* [What you have to do]:
From the entries below, copy every line where the string "document" appears.

* [Data records]:
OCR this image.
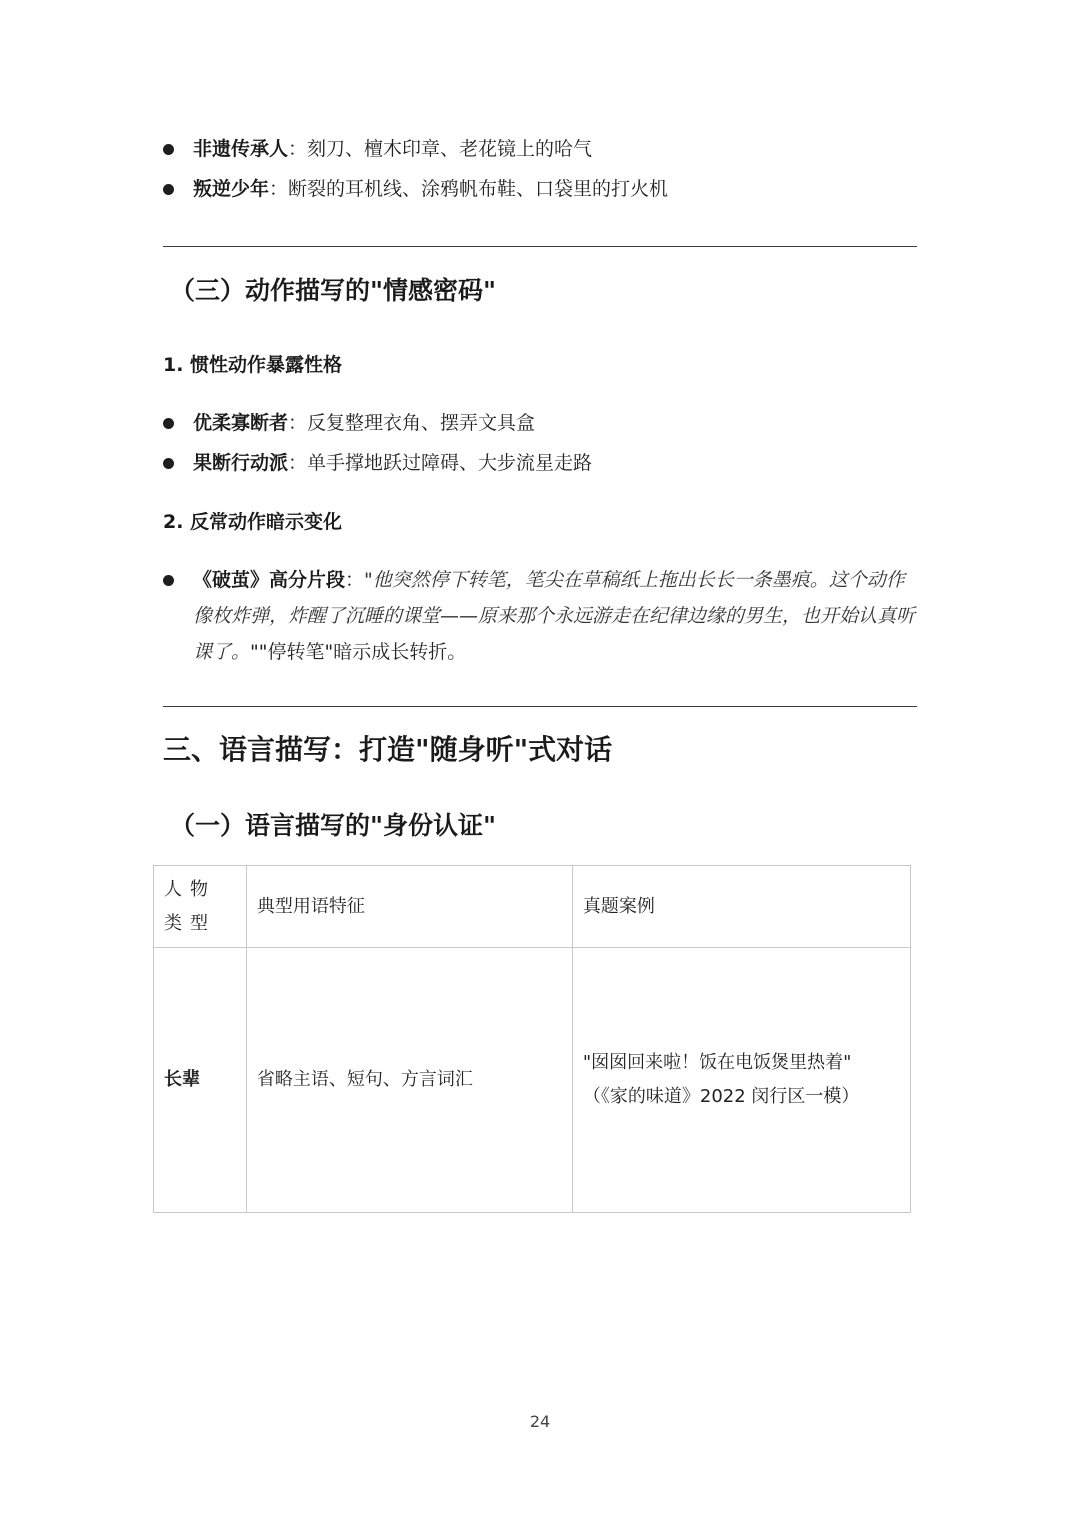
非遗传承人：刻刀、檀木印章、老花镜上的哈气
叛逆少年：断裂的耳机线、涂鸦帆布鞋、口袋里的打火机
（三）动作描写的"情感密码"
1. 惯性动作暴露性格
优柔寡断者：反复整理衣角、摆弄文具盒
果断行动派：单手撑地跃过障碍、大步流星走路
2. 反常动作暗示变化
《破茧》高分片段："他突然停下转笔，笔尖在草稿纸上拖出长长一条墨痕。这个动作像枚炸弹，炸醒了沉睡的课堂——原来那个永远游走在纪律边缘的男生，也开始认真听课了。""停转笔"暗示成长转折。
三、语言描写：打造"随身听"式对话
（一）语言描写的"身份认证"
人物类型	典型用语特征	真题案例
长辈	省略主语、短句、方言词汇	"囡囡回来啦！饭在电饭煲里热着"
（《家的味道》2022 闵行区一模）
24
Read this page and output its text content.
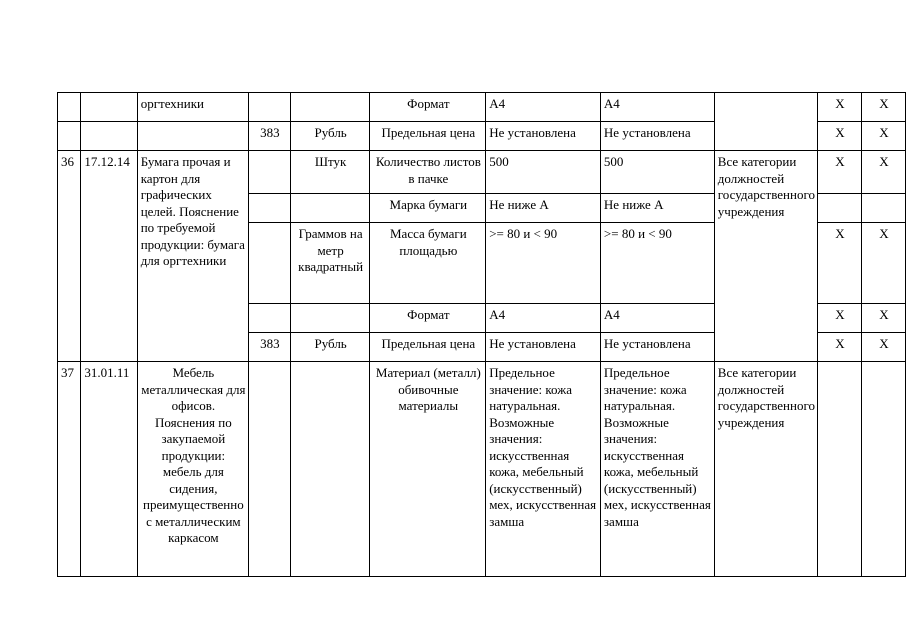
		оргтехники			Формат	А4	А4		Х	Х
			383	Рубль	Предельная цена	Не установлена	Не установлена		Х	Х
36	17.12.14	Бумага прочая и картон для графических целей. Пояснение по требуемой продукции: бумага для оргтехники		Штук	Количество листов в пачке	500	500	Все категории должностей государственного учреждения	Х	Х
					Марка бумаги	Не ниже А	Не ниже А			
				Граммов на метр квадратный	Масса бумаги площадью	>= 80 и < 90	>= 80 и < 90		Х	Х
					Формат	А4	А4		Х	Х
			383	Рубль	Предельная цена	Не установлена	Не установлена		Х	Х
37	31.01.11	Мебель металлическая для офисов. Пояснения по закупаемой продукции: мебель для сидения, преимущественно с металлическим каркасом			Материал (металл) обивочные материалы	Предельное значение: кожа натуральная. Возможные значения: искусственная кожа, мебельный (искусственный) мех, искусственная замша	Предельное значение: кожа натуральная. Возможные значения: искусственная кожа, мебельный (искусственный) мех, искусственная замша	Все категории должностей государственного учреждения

--

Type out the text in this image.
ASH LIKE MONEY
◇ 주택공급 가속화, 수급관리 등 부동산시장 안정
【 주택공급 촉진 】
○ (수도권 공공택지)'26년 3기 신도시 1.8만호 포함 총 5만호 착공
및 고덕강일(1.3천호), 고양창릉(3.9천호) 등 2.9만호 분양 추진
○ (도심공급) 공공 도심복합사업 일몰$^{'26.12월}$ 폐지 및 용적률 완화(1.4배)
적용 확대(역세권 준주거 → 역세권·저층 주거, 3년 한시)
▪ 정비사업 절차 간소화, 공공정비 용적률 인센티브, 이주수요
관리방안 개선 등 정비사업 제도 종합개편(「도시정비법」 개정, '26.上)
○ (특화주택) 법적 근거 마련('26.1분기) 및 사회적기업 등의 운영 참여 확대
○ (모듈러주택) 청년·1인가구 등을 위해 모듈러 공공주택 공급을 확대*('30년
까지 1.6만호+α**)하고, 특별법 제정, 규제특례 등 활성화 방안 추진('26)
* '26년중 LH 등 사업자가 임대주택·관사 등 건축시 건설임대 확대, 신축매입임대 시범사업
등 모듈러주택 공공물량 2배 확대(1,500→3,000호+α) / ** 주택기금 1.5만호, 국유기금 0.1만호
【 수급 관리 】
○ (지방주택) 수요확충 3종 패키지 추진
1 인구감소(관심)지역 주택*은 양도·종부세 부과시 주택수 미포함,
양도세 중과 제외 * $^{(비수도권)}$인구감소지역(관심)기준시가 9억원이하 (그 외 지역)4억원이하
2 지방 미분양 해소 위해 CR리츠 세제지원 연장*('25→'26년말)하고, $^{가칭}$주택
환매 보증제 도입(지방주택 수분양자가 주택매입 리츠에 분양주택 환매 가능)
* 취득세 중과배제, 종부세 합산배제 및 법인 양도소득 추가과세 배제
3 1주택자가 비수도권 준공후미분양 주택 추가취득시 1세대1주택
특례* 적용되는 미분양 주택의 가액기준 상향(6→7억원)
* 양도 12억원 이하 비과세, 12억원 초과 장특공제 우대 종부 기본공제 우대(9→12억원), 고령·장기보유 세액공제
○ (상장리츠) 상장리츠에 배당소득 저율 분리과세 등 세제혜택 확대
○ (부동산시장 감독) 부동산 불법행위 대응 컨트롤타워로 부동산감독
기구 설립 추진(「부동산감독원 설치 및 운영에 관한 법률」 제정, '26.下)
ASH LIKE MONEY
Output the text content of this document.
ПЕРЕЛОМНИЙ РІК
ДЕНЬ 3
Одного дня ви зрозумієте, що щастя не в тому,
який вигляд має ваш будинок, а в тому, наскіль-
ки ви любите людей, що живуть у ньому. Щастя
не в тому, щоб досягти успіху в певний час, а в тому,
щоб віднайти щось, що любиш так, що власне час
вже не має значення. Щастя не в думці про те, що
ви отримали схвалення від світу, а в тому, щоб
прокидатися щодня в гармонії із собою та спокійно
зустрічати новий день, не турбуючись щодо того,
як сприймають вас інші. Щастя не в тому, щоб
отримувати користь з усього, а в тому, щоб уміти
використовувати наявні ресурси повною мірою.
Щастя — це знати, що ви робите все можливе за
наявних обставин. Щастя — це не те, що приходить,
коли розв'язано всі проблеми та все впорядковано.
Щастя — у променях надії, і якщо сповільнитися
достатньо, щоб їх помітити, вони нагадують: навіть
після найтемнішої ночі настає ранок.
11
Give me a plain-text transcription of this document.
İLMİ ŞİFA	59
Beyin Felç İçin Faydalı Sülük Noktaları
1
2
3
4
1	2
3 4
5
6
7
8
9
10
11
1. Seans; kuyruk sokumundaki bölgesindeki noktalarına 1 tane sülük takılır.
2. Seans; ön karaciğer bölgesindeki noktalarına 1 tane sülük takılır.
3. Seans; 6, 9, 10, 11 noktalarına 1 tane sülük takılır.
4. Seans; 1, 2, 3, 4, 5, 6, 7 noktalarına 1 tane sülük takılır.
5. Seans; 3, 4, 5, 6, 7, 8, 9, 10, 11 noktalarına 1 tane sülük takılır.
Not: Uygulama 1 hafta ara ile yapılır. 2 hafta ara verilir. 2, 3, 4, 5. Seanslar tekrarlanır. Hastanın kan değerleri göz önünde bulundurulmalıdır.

---

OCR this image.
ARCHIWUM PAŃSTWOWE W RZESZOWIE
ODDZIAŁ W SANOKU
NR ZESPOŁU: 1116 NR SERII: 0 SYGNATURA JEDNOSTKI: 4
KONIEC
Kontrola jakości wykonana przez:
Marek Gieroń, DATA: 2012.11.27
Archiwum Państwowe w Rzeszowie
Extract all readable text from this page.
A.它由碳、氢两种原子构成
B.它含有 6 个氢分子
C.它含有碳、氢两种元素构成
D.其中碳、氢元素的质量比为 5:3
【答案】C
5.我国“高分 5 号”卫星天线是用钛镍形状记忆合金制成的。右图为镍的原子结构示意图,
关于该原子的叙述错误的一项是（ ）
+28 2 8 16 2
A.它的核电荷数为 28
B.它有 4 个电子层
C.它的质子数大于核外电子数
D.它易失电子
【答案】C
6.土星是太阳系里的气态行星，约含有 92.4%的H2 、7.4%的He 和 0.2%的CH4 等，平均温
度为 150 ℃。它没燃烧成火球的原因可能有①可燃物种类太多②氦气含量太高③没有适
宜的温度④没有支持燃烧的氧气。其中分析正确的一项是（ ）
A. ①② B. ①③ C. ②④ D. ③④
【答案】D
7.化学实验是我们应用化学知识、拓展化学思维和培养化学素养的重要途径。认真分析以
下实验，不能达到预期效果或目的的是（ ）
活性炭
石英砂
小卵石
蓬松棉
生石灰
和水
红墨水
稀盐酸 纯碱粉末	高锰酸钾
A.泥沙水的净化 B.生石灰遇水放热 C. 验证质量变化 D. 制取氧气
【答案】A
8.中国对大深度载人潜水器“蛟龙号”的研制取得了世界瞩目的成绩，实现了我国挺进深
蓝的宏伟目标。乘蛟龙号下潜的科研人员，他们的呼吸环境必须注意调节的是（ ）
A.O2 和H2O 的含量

* [Exercise result]:
Output the text content of this document.
Give me a plain-text transcription of this document.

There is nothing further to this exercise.